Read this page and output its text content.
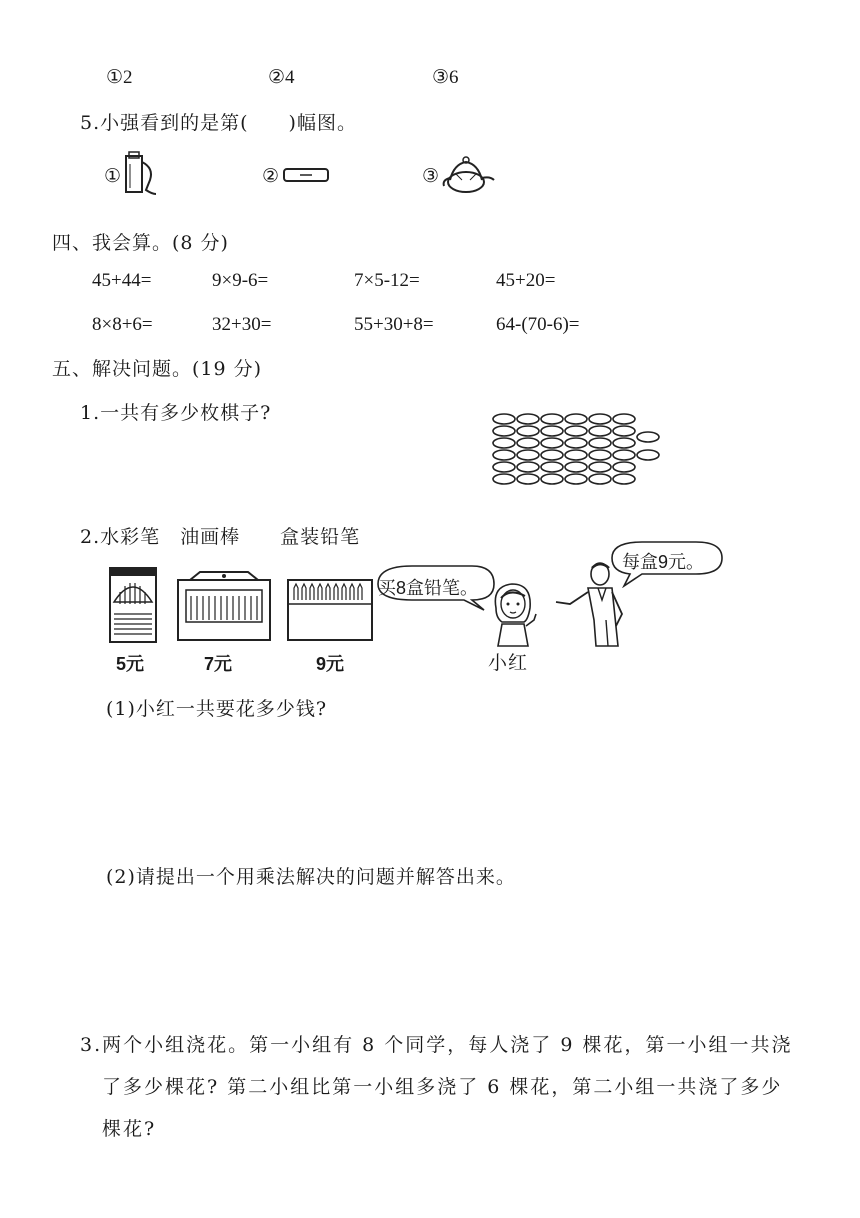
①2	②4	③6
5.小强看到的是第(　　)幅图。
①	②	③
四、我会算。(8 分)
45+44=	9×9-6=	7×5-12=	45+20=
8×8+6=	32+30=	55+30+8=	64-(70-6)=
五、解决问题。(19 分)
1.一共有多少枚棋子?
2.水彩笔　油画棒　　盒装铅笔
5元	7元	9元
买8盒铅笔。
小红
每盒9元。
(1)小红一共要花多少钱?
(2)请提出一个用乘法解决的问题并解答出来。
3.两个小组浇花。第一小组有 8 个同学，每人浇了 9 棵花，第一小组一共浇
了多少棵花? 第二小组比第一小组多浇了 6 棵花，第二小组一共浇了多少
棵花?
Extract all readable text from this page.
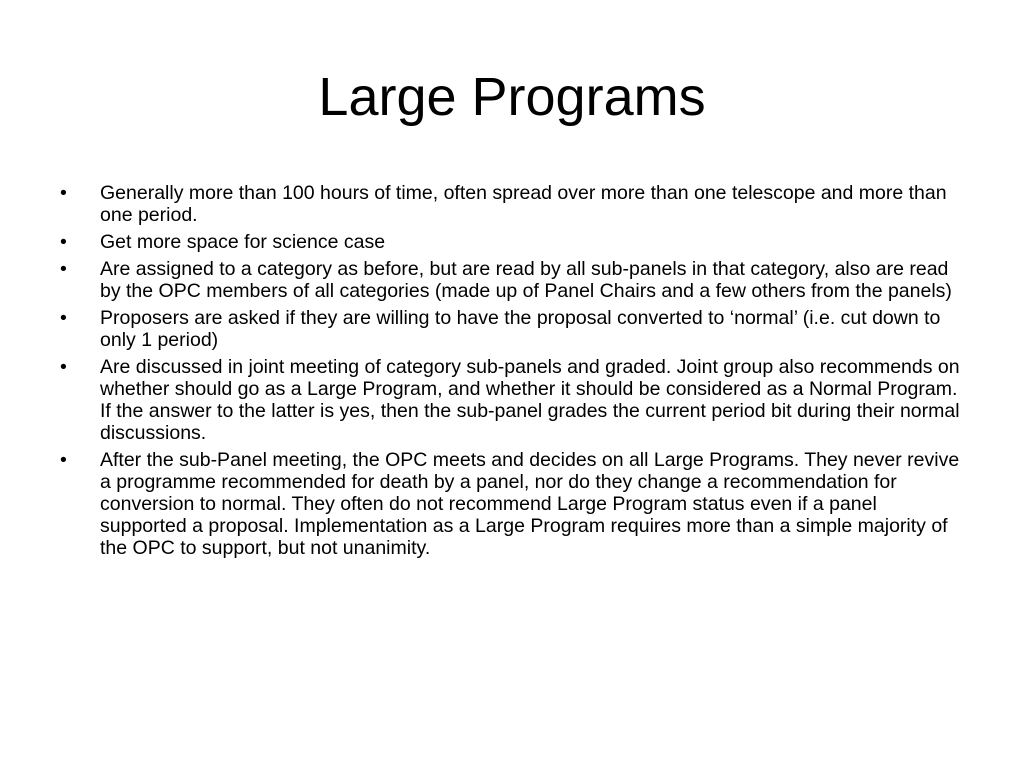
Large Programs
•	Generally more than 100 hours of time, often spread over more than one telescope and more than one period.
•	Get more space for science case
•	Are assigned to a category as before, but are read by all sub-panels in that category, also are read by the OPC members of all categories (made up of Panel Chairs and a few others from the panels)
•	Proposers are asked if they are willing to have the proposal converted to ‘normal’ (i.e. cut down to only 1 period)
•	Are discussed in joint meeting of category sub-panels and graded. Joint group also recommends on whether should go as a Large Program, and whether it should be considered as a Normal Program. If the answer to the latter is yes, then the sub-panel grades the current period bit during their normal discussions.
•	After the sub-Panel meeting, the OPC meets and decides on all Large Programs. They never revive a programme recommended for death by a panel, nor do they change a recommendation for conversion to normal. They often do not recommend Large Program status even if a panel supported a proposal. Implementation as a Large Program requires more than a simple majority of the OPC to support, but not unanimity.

# [Work to complete]
Using the listing above, show each line holding the string "Large".

# [Exercise output]
Large Programs
•	Are discussed in joint meeting of category sub-panels and graded. Joint group also recommends on whether should go as a Large Program, and whether it should be considered as a Normal Program. If the answer to the latter is yes, then the sub-panel grades the current period bit during their normal discussions.
•	After the sub-Panel meeting, the OPC meets and decides on all Large Programs. They never revive a programme recommended for death by a panel, nor do they change a recommendation for conversion to normal. They often do not recommend Large Program status even if a panel supported a proposal. Implementation as a Large Program requires more than a simple majority of the OPC to support, but not unanimity.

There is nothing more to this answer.